-- INSTRUCTIONS FOR THE TASK --
Retype each record below word for word. Leave the pictures out.

[Raw records]
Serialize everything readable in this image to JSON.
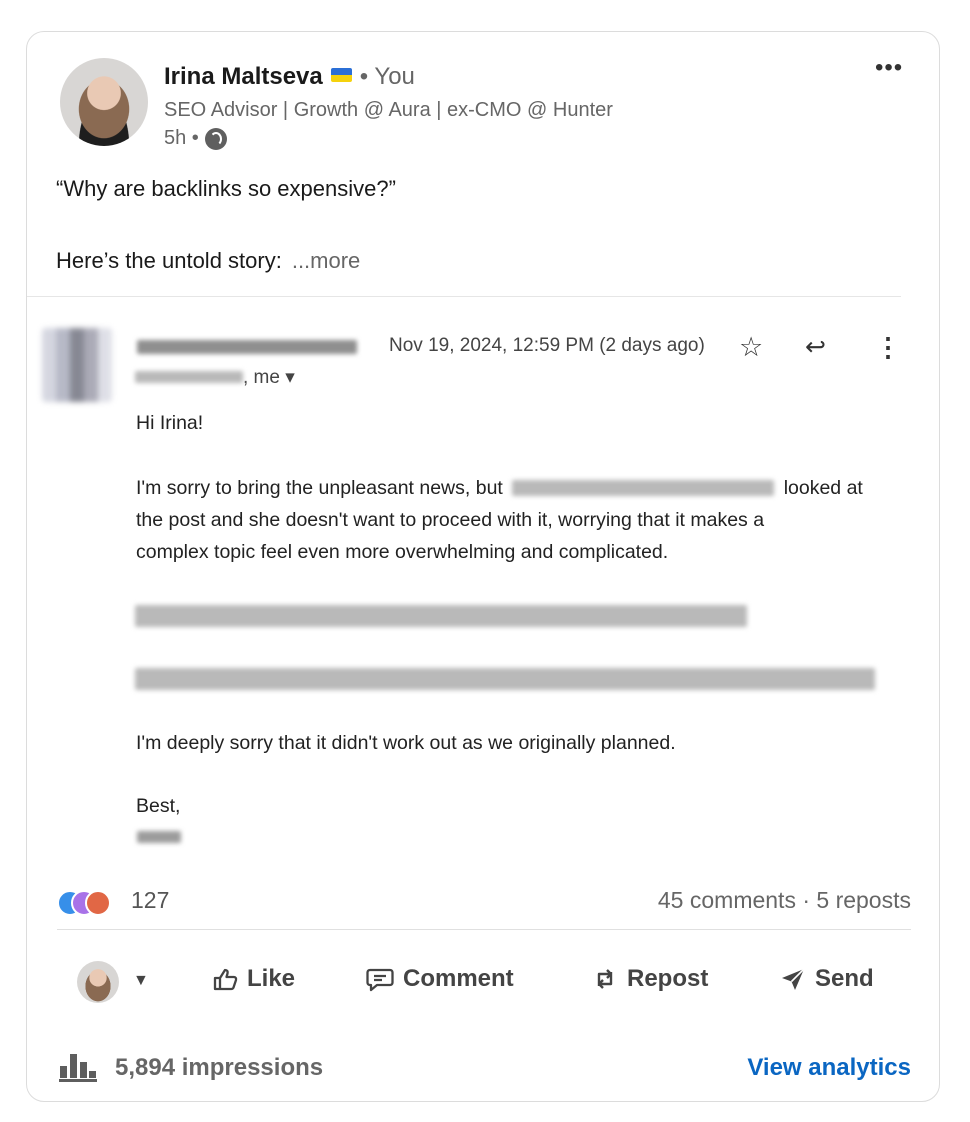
{
  "post": {
    "author_name": "Irina Maltseva",
    "you_label": "• You",
    "headline": "SEO Advisor | Growth @ Aura | ex-CMO @ Hunter",
    "time": "5h •",
    "more_options": "•••",
    "text_line1": "“Why are backlinks so expensive?”",
    "text_line2": "Here’s the untold story:",
    "see_more": "...more"
  },
  "email": {
    "date": "Nov 19, 2024, 12:59 PM (2 days ago)",
    "recipients_suffix": ", me",
    "greeting": "Hi Irina!",
    "para1_line1_start": "I'm sorry to bring the unpleasant news, but",
    "para1_line1_end": "looked at",
    "para1_line2": "the post and she doesn't want to proceed with it, worrying that it makes a",
    "para1_line3": "complex topic feel even more overwhelming and complicated.",
    "para3": "I'm deeply sorry that it didn't work out as we originally planned.",
    "signoff": "Best,"
  },
  "social": {
    "reaction_count": "127",
    "comments_reposts": "45 comments · 5 reposts"
  },
  "actions": {
    "like": "Like",
    "comment": "Comment",
    "repost": "Repost",
    "send": "Send"
  },
  "footer": {
    "impressions": "5,894 impressions",
    "view_analytics": "View analytics"
  },
  "colors": {
    "link_blue": "#0a66c2",
    "reaction_like": "#378fe9",
    "reaction_support": "#a872e8",
    "reaction_love": "#e16745"
  }
}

-- FINAL RESULT --
Serialize everything readable in this image to JSON.
{
  "post": {
    "author_name": "Irina Maltseva",
    "you_label": "• You",
    "headline": "SEO Advisor | Growth @ Aura | ex-CMO @ Hunter",
    "time": "5h •",
    "more_options": "•••",
    "text_line1": "“Why are backlinks so expensive?”",
    "text_line2": "Here’s the untold story:",
    "see_more": "...more"
  },
  "email": {
    "date": "Nov 19, 2024, 12:59 PM (2 days ago)",
    "recipients_suffix": ", me",
    "greeting": "Hi Irina!",
    "para1_line1_start": "I'm sorry to bring the unpleasant news, but",
    "para1_line1_end": "looked at",
    "para1_line2": "the post and she doesn't want to proceed with it, worrying that it makes a",
    "para1_line3": "complex topic feel even more overwhelming and complicated.",
    "para3": "I'm deeply sorry that it didn't work out as we originally planned.",
    "signoff": "Best,"
  },
  "social": {
    "reaction_count": "127",
    "comments_reposts": "45 comments · 5 reposts"
  },
  "actions": {
    "like": "Like",
    "comment": "Comment",
    "repost": "Repost",
    "send": "Send"
  },
  "footer": {
    "impressions": "5,894 impressions",
    "view_analytics": "View analytics"
  },
  "colors": {
    "link_blue": "#0a66c2",
    "reaction_like": "#378fe9",
    "reaction_support": "#a872e8",
    "reaction_love": "#e16745"
  }
}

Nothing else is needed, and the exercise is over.